ÉNONCÉ A - D'après l'extrait sur la FEC, à quelle occasion Albert Yuma a-t-il tenu ces propos ?
ÉNONCÉ B - Modifiez l'extrait sur la FEC : recopiez le passage allant de « Pour ceux qui » jusqu'à « annuelle de la FEC. » en y remplaçant « fédération » par « organisation ».
ÉNONCÉ C - Reprenez l'extrait sur la FEC à partir de sa dernière phrase et poursuivez-le.

EXTRAIT CITÉ -
Albert Yuma  a rappelé que la FEC n’est l’initiatrice de la révision du code minier qui est la raison du départ de sept géants miniers de la chambre de commerce.

Pour ceux qui pensent  que c’est aussi la FEC qui a révisé le code minier, je les remercie de leur confiance mais je vais les décevoir. Si nous avons effectivement participé à tous les travaux  en permettant à tous les avis ou à toutes les instances parlementaires et gouvernementales de s’exprimer, la FEC n’a pas tenu la plume du gouvernement malgré ce que certains esprits  essayent de faire croire. A ceux qui ont quitté notre fédération pour créer une autre chambre ( Asiatique ou Occidentale), je suis convaincu qu’ils font fausse route. En agissant de la sorte, elle ne donne pas une image positive de leur implantation dans notre pays. Je croix que la raison voudrait qu’ils intègrent la structure commune dont la porte ne leur a pas été fermée,  a indiqué Albert Yuma lors de la rentrée annuelle de la FEC.

Et d’ajouter “ l’on entre librement dans cette corporation et on y sort librement également ” , et qu’il ne croit pas “  aux initiatives syndicales extra territoriales”

EXTRAITS DE DONNÉES -

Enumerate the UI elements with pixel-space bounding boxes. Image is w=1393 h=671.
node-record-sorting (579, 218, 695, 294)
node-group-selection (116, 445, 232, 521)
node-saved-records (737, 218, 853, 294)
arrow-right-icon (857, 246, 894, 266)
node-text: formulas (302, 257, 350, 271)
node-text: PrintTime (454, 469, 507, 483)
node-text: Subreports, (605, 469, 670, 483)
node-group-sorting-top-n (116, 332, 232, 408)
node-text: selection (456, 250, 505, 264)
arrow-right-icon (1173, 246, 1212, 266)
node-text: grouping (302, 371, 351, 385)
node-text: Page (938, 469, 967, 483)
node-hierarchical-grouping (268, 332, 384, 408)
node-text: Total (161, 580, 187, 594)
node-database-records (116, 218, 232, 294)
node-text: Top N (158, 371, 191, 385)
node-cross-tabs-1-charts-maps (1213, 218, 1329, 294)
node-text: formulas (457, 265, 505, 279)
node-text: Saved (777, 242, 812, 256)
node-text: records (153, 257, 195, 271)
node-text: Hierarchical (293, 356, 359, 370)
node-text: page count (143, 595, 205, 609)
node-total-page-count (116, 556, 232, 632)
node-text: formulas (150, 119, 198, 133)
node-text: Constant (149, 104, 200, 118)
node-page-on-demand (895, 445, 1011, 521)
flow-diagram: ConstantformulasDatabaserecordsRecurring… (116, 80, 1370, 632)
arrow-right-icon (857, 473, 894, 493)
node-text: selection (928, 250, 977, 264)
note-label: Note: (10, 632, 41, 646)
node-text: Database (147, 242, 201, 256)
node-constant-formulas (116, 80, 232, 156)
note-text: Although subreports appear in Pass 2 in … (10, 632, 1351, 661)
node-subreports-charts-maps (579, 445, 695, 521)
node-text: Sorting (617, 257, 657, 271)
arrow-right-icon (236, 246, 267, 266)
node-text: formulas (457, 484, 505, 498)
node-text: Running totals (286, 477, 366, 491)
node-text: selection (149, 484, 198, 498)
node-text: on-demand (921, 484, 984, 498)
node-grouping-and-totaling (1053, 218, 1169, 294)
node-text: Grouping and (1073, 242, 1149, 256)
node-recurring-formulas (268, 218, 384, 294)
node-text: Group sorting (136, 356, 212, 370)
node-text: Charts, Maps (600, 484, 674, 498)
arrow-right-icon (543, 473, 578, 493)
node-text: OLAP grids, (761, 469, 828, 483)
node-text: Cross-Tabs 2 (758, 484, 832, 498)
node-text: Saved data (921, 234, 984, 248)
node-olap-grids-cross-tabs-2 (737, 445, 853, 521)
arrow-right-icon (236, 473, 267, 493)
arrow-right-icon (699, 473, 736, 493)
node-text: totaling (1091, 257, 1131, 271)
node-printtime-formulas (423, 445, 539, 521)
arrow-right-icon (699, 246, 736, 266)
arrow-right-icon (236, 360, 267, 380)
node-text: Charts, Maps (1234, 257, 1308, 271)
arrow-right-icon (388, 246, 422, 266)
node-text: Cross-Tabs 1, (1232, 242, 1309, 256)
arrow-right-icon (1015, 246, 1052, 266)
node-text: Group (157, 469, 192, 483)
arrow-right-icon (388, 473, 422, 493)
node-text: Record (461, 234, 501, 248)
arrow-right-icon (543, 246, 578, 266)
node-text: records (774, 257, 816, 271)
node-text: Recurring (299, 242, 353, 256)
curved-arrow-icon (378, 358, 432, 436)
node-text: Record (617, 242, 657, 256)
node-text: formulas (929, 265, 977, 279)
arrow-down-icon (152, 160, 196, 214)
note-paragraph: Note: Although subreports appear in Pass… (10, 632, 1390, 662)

RÉPONSE A - Il les a tenus lors de la rentrée annuelle de la FEC.

RÉPONSE B -
Pour ceux qui pensent  que c’est aussi la FEC qui a révisé le code minier, je les remercie de leur confiance mais je vais les décevoir. Si nous avons effectivement participé à tous les travaux  en permettant à tous les avis ou à toutes les instances parlementaires et gouvernementales de s’exprimer, la FEC n’a pas tenu la plume du gouvernement malgré ce que certains esprits  essayent de faire croire. A ceux qui ont quitté notre organisation pour créer une autre chambre ( Asiatique ou Occidentale), je suis convaincu qu’ils font fausse route. En agissant de la sorte, elle ne donne pas une image positive de leur implantation dans notre pays. Je croix que la raison voudrait qu’ils intègrent la structure commune dont la porte ne leur a pas été fermée,  a indiqué Albert Yuma lors de la rentrée annuelle de la FEC.

RÉPONSE C -
Le 23 août dernier, le G7 miniers avait créé un nouveau syndicat afin d’engager, selon eux,  des discussions techniques avec le gouvernement sur les préoccupations de l’industrie concernant le nouveau code minier ainsi que les autres questions importantes de l’industrie minière en RDC.

Le Secrétaire Général de l’IPM, Richard Robinson avait expliqué que pour l’industrie, le principal problème demeure l’application de code minier révisé en 2018. “ Ce dernier compromet les investissements déjà consentis, individuellement et aux côtés des sociétés paraétatiques, sur la base des conditions garanties par le Gouvernement via la législation, des garanties spécifiques et des accords commerciaux bilatéraux”, avait-il dit dans un communiqué du G7 miniers.